Task details: Keep only the lines of the data below that contain "object", and copy them.

Material for the task:
------------------------------------

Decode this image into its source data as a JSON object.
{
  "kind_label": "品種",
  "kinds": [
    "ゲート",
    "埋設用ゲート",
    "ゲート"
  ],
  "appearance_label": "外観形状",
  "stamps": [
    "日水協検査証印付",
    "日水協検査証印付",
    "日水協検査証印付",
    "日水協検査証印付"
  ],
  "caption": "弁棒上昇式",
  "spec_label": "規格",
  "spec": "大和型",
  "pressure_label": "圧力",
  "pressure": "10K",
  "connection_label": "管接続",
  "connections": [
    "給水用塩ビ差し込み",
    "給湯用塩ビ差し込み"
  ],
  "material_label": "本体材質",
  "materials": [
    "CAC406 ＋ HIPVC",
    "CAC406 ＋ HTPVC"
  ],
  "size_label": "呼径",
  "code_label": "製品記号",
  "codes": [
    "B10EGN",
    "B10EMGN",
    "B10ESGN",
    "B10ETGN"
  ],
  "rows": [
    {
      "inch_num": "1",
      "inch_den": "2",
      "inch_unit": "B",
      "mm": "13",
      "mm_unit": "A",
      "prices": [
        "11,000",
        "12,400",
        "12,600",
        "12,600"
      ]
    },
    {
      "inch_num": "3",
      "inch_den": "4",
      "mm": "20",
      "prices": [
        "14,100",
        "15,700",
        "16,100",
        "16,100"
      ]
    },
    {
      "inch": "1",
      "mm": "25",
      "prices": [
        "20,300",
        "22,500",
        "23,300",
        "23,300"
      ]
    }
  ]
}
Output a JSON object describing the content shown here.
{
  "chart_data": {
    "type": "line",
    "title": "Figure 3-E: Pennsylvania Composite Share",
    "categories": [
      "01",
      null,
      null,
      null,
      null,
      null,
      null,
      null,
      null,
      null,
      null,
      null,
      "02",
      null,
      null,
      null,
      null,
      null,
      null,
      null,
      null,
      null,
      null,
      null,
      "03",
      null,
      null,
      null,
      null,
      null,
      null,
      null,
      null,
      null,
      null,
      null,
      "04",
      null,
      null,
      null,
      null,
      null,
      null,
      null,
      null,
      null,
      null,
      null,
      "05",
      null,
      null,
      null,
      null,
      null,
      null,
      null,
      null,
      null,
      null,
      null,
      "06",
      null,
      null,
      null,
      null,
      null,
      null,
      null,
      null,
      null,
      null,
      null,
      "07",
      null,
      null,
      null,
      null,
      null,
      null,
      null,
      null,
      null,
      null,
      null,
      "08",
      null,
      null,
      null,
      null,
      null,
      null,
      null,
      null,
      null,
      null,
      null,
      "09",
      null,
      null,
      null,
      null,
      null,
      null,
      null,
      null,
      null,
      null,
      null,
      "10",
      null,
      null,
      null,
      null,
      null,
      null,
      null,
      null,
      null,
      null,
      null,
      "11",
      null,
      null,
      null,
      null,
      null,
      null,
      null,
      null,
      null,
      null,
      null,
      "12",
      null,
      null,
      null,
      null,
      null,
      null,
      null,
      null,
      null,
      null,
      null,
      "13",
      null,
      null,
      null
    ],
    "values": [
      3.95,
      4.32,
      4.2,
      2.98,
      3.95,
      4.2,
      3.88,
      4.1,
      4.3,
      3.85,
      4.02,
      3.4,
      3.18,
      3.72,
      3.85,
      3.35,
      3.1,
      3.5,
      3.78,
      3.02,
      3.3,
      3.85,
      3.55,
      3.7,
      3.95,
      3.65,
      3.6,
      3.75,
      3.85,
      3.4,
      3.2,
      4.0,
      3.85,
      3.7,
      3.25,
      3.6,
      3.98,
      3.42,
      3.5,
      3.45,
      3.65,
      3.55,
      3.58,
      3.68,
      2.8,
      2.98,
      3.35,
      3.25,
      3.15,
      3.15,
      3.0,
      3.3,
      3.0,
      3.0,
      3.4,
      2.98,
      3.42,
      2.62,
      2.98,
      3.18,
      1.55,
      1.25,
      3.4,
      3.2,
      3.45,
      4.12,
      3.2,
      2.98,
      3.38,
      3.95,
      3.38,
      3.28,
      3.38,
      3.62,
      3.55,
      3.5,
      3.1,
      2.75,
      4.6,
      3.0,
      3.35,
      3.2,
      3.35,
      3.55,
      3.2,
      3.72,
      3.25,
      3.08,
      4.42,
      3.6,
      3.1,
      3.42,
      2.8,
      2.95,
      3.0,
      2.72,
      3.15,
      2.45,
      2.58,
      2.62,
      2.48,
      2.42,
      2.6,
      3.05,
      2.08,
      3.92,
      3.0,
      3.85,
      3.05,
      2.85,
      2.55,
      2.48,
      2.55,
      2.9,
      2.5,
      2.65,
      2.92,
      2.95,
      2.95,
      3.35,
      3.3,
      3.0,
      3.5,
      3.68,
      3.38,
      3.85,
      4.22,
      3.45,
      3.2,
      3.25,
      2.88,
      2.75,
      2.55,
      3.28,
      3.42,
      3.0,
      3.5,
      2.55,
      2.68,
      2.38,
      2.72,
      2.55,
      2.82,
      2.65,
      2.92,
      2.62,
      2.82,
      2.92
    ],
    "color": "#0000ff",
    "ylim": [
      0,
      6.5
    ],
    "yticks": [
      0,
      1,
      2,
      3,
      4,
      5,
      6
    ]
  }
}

------------------------------------

The solution:
Decode this image into its source data as a JSON object.
Output a JSON object describing the content shown here.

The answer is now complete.